Search the material below for the string "BRUSSELS" and list each line that holds it.

• _Dataset records_:
________

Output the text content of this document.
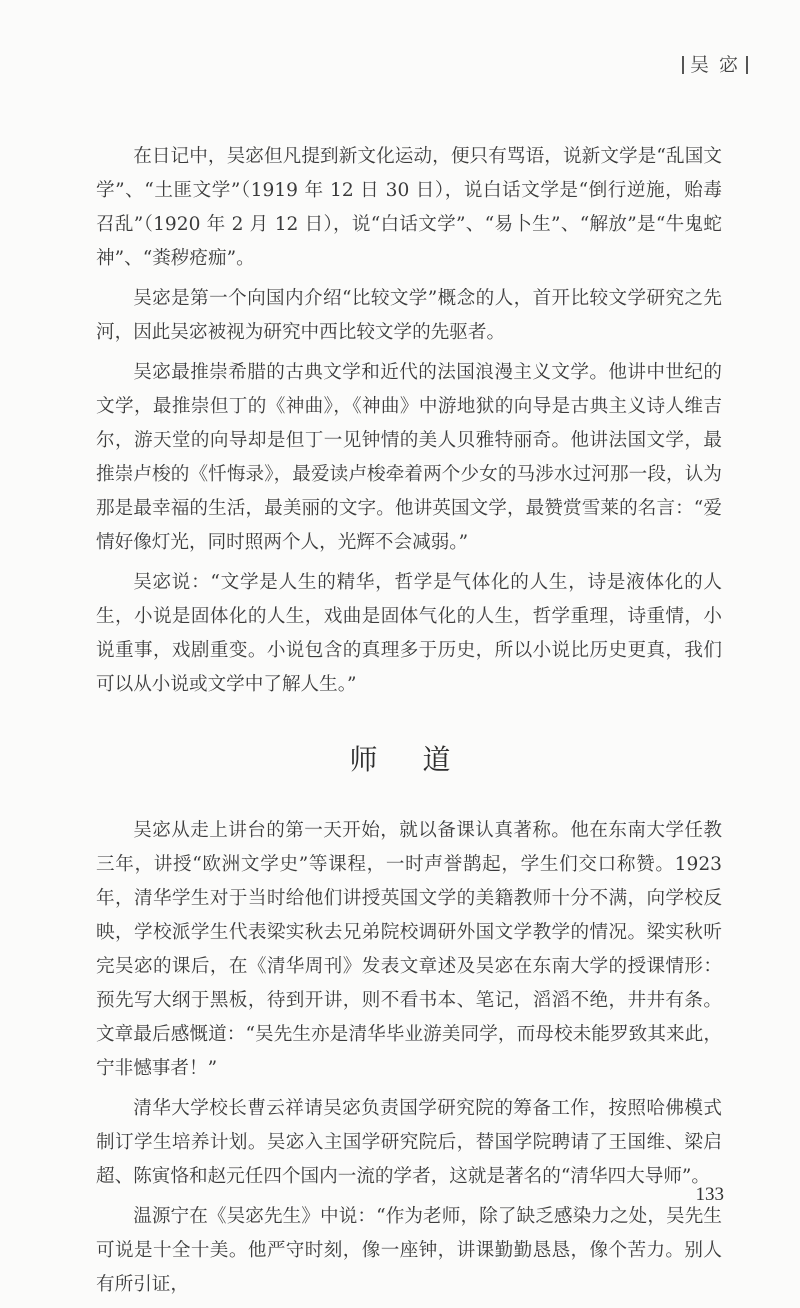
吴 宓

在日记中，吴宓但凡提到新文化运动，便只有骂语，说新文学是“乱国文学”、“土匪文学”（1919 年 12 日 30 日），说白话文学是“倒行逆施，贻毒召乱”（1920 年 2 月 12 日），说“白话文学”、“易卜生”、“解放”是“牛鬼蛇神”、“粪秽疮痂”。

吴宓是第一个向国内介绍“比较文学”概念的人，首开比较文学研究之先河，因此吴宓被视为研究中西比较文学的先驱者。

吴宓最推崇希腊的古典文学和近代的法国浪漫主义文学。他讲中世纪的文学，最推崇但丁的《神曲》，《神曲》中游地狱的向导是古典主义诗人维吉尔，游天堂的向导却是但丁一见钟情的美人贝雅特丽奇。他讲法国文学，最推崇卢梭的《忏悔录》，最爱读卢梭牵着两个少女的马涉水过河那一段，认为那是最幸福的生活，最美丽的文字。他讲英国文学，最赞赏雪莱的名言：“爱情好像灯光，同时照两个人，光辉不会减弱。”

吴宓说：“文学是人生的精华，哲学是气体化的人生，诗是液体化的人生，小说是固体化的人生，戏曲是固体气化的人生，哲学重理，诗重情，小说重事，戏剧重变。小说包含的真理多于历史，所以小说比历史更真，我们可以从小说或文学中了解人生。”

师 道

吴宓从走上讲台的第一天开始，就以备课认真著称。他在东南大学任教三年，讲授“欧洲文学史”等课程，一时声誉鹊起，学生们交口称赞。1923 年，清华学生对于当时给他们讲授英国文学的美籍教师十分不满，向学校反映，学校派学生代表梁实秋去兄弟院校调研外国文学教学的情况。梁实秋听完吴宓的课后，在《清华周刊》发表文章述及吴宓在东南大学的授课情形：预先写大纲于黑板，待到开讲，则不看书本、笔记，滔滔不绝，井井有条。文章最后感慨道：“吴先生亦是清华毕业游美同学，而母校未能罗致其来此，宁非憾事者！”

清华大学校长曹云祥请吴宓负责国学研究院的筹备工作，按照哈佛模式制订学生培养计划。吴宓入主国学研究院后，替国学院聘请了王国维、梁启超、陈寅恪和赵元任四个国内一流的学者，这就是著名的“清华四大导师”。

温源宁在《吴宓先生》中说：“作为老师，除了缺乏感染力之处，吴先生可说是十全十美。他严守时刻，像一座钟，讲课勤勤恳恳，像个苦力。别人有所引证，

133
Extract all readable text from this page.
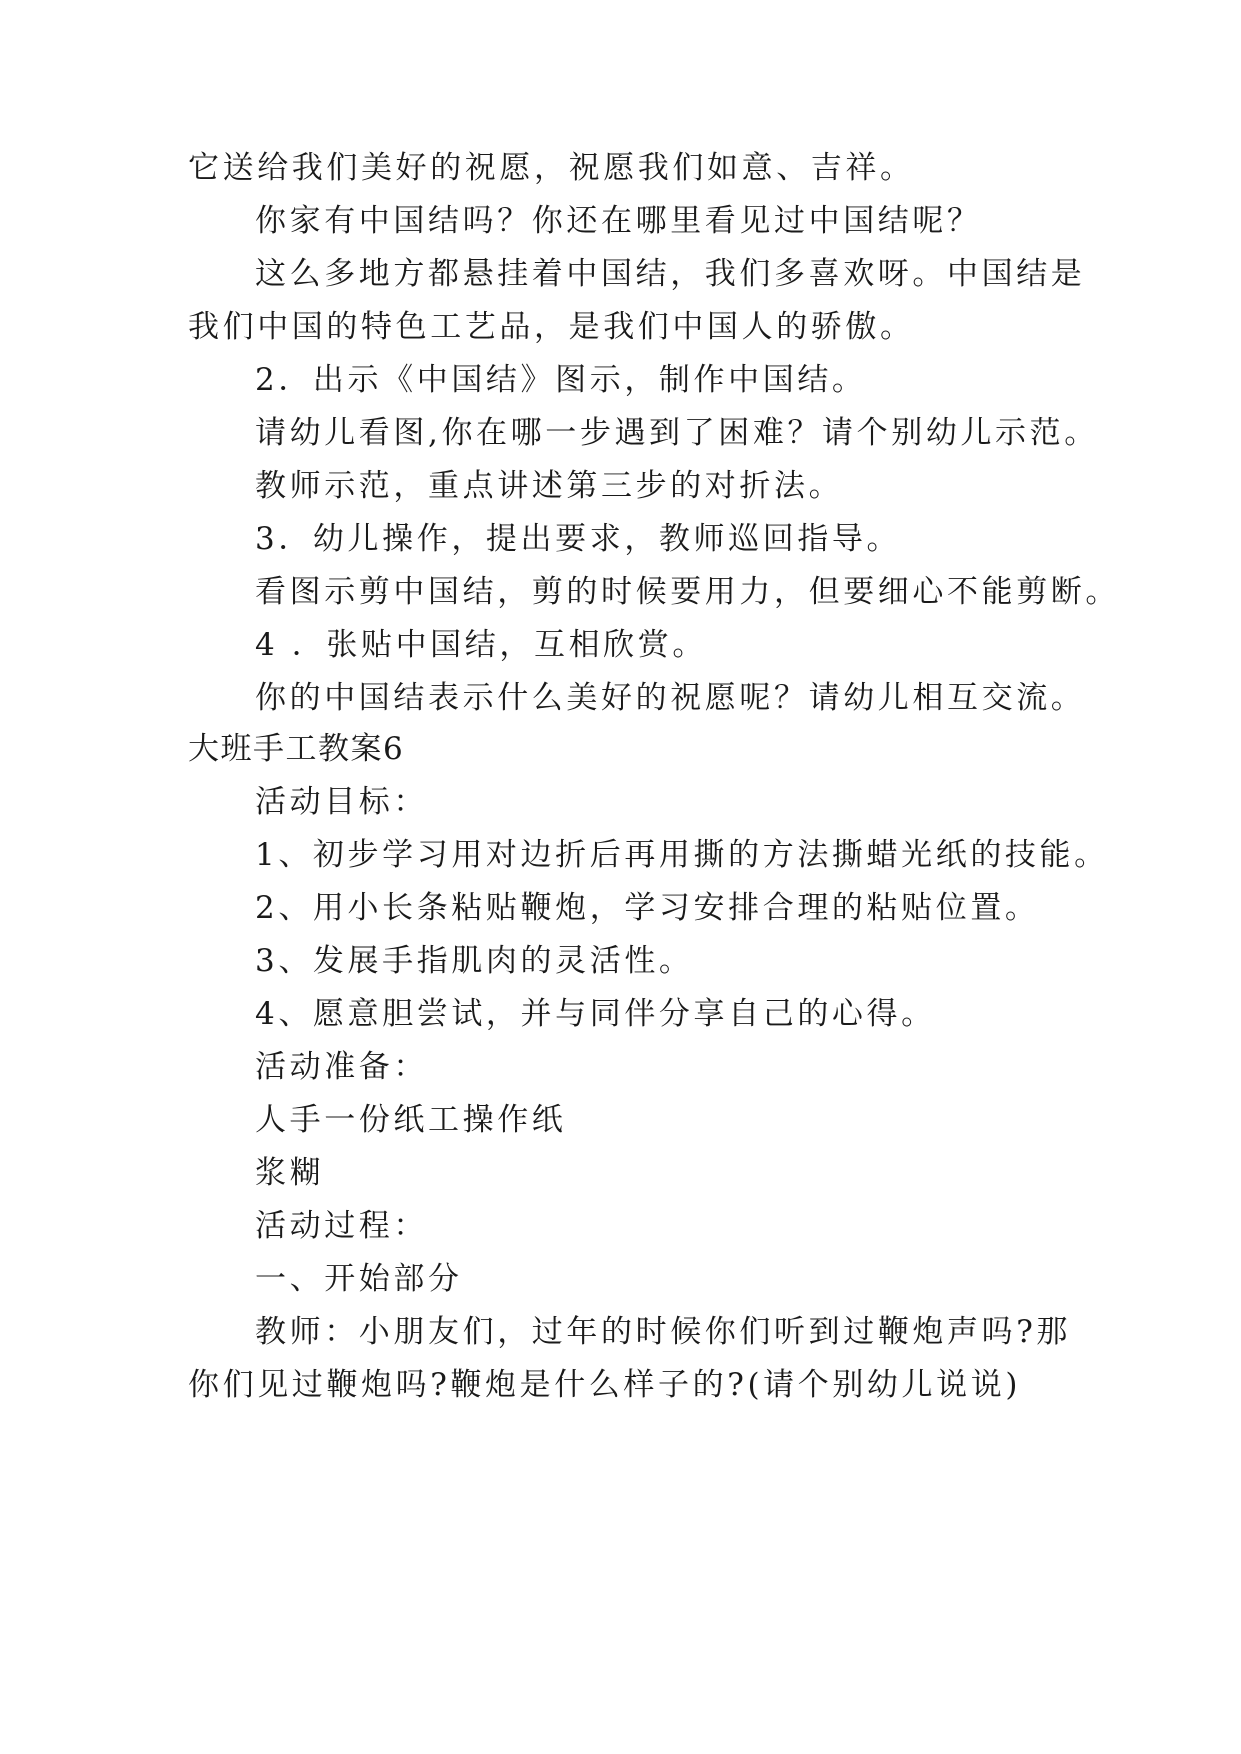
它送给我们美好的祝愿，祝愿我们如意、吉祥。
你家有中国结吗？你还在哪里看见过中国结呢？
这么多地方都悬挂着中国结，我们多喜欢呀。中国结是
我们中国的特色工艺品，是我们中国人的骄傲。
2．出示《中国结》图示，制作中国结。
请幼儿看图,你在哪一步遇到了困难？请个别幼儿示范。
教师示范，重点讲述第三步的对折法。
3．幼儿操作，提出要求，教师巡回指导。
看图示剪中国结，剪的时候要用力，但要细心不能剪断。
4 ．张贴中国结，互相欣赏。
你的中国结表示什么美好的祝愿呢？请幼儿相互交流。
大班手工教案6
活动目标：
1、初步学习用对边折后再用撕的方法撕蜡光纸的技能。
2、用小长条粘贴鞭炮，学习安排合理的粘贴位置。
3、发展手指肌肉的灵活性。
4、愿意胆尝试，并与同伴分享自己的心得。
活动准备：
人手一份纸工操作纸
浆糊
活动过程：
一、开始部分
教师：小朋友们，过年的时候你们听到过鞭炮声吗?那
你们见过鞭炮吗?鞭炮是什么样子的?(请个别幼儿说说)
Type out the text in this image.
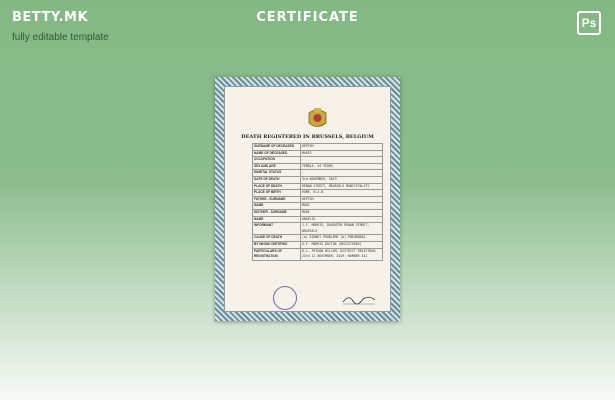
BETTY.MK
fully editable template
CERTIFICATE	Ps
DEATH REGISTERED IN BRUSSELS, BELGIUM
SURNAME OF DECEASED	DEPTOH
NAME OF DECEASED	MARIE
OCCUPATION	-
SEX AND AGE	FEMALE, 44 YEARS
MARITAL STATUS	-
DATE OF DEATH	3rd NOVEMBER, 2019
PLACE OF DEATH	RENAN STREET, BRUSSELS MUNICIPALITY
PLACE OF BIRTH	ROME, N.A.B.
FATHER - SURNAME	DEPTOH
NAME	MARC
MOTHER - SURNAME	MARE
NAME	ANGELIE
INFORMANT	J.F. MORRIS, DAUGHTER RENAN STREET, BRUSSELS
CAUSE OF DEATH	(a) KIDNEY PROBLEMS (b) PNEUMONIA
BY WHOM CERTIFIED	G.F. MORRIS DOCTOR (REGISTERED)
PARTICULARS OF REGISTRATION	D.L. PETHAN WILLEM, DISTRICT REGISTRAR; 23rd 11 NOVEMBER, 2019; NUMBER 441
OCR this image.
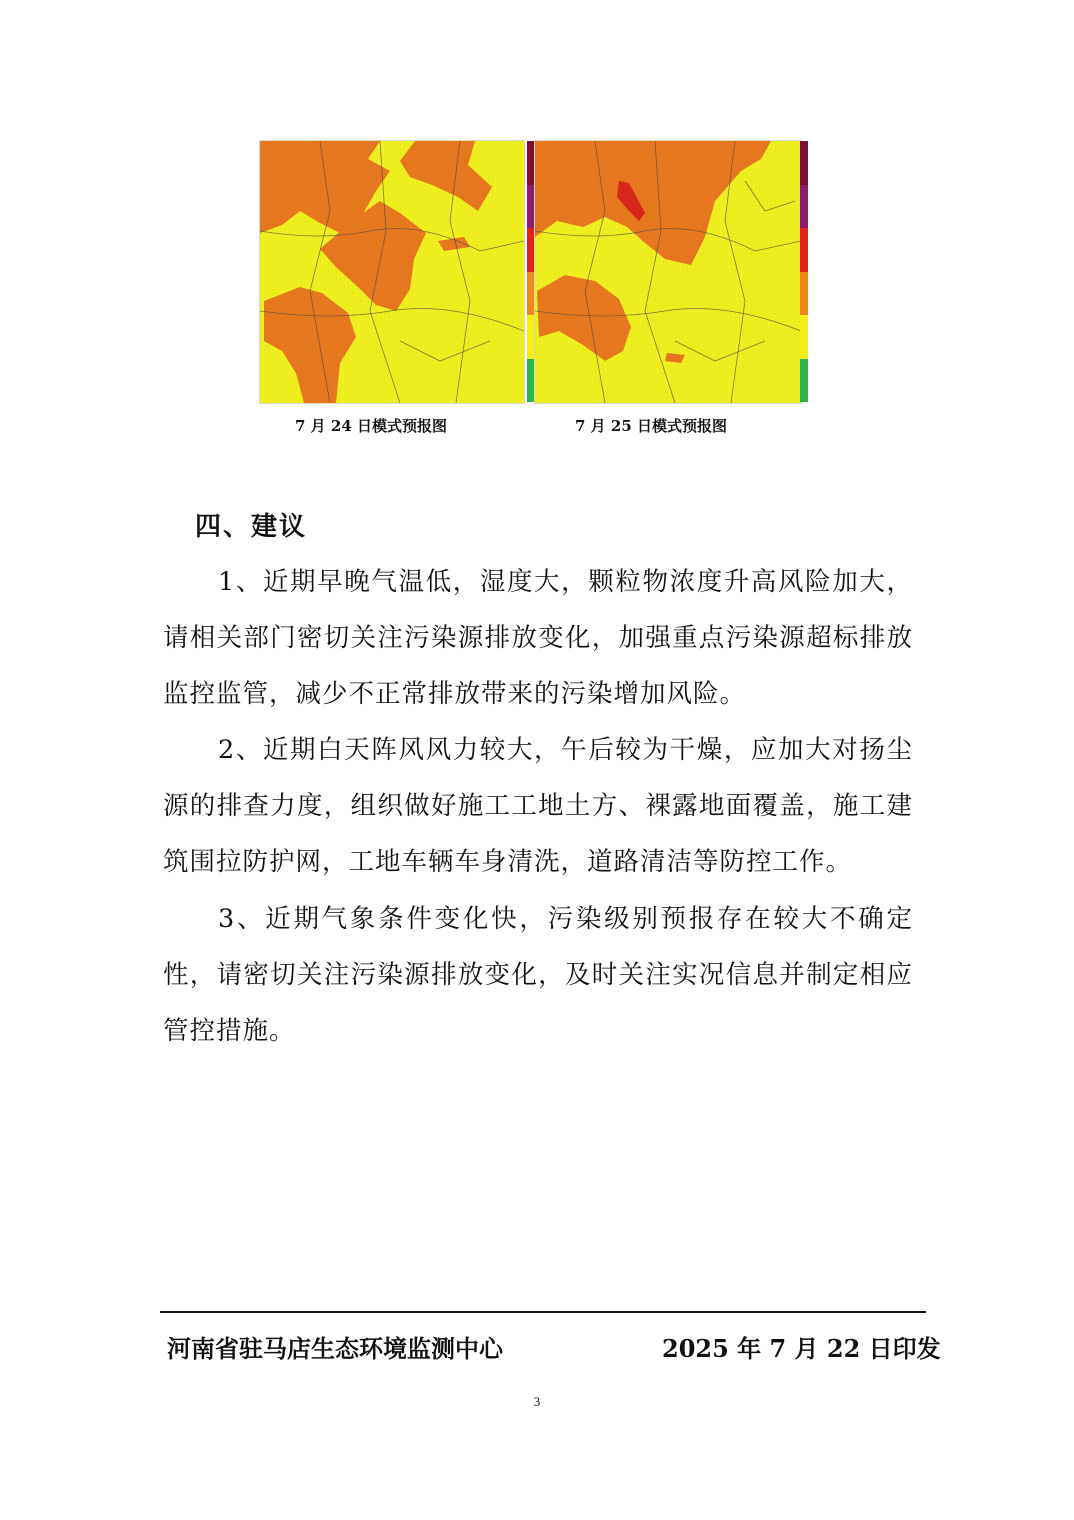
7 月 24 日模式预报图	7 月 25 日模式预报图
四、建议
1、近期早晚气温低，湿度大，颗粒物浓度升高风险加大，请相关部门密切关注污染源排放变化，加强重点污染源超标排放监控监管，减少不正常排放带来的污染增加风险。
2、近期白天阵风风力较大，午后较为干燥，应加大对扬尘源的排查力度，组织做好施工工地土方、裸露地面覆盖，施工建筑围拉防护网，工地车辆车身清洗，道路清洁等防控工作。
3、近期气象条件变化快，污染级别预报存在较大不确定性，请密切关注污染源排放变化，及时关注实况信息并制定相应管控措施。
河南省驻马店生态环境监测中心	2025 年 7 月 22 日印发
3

________

• _Completed task_:
DEATH REGISTERED IN BRUSSELS, BELGIUM
PLACE OF DEATH	RENAN STREET, BRUSSELS MUNICIPALITY
INFORMANT	J.F. MORRIS, DAUGHTER RENAN STREET, BRUSSELS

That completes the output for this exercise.